Exercise goal: In the book review below, translate the sentence "McArthur's subject certainly led an extraordinary life." into Spanish.

Former journalist Ian McArthur's study of Henry Black, a Briton who became a professional rakugo-ka (storyteller) in Meiji Era (1868-1912) Japan, is a reminder that many colorful characters from that turbulent time — especially foreigners — remain little known to contemporary readers.
McArthur's subject certainly led an extraordinary life. Born in the colony of South Australia in 1858, he traveled with his family at age 7 to Japan, where he mastered the language and eventually became involved in politics, education, acting, writing and oral storytelling.
This book apparently sprung out of McArthur's doctoral thesis written for the University of Sydney, and that academic genesis tends to show in his conscientiously referenced explications of Black's background and social milieu, as well as in his highly informative but predominantly analytical appraisal of his subject's craft.
According to McArthur, it was around the early 1890s that Black carved for himself a niche as a teller of sensational stories set in distant Europe. Black's fictional detectives, jilted lovers, heiresses and other assorted characters thus inhabited "a world of fast trains, international travel, great metropolises which served as transport hubs, a legal code that guaranteed equality for all and amazing scientific discoveries." All of which allowed his aspirational Japanese audience to "vicariously experience modern Europe as a precursor of their own future."
Henry Black's life is colorful enough to inspire a rollicking work of historical fiction, and maybe it will someday — with thanks, no doubt, to this detailed survey, the first in English of an extraordinary life.

Data for review:
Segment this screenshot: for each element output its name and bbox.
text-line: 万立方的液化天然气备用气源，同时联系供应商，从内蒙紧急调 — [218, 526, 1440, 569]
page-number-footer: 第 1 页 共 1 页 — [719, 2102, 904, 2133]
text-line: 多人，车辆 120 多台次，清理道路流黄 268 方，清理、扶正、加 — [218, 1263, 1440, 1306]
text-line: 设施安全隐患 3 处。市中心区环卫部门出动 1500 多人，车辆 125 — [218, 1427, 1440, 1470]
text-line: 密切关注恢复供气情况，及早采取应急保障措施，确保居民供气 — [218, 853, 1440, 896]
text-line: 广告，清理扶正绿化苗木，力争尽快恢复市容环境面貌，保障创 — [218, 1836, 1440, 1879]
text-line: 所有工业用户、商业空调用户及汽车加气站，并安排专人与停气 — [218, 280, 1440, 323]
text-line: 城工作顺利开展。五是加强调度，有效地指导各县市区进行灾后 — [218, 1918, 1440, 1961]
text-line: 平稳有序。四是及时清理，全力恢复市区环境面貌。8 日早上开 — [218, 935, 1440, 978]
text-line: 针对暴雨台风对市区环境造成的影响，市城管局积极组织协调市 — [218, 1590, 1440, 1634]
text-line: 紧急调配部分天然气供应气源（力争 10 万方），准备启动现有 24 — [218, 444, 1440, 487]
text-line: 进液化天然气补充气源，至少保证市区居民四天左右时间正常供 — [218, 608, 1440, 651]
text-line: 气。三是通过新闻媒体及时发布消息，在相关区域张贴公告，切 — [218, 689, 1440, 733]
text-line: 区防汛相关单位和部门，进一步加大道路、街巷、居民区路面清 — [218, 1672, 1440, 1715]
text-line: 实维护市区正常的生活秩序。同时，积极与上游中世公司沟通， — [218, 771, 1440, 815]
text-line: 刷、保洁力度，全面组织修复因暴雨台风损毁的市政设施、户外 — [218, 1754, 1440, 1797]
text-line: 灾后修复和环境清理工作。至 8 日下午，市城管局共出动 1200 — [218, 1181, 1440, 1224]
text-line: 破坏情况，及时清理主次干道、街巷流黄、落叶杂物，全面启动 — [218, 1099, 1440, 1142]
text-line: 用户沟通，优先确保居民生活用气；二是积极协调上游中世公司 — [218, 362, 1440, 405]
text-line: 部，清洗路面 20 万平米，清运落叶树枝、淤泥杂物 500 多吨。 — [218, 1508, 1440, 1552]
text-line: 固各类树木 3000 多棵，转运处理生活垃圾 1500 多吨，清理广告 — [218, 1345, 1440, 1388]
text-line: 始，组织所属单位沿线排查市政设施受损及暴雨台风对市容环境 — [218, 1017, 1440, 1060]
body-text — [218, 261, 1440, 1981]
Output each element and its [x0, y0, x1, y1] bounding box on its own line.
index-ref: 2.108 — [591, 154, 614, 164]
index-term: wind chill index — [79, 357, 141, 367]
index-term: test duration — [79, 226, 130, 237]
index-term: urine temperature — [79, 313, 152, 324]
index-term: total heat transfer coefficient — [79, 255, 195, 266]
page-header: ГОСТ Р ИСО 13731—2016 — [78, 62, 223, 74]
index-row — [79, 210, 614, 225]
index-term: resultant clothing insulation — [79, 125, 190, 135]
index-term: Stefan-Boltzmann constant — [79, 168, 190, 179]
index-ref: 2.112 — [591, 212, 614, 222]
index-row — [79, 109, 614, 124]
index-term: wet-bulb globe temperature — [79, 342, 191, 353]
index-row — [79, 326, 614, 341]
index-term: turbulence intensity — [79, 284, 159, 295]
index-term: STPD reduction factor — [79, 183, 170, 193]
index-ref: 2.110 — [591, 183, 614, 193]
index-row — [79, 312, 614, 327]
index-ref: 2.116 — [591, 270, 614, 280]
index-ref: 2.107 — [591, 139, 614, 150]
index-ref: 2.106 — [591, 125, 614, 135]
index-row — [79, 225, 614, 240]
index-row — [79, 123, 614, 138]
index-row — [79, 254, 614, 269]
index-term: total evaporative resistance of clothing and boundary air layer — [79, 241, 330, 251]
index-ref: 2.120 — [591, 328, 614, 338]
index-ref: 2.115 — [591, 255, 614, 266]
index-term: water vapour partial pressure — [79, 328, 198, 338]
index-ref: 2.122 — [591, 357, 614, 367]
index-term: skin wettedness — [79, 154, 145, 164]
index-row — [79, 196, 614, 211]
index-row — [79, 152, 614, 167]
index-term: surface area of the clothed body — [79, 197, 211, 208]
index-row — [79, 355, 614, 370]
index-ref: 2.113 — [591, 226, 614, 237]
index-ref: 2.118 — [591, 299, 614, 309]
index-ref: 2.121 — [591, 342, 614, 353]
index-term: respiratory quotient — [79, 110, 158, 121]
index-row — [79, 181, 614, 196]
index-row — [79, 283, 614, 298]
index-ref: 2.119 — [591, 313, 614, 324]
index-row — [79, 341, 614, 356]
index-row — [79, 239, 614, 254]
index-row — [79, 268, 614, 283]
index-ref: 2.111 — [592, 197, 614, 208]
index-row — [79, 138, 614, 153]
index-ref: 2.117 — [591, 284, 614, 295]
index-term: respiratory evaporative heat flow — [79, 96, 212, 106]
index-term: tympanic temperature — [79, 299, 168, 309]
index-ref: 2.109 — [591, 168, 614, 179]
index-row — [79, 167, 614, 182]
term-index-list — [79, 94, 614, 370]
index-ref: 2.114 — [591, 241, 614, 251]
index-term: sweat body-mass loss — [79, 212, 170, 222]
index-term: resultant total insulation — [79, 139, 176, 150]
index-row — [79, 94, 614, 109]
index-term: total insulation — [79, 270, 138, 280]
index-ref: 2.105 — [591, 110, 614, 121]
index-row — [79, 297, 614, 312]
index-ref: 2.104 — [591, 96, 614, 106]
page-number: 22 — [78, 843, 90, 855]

The completed task: El protagonista del estudio de McArthur sin duda llevó una vida extraordinaria.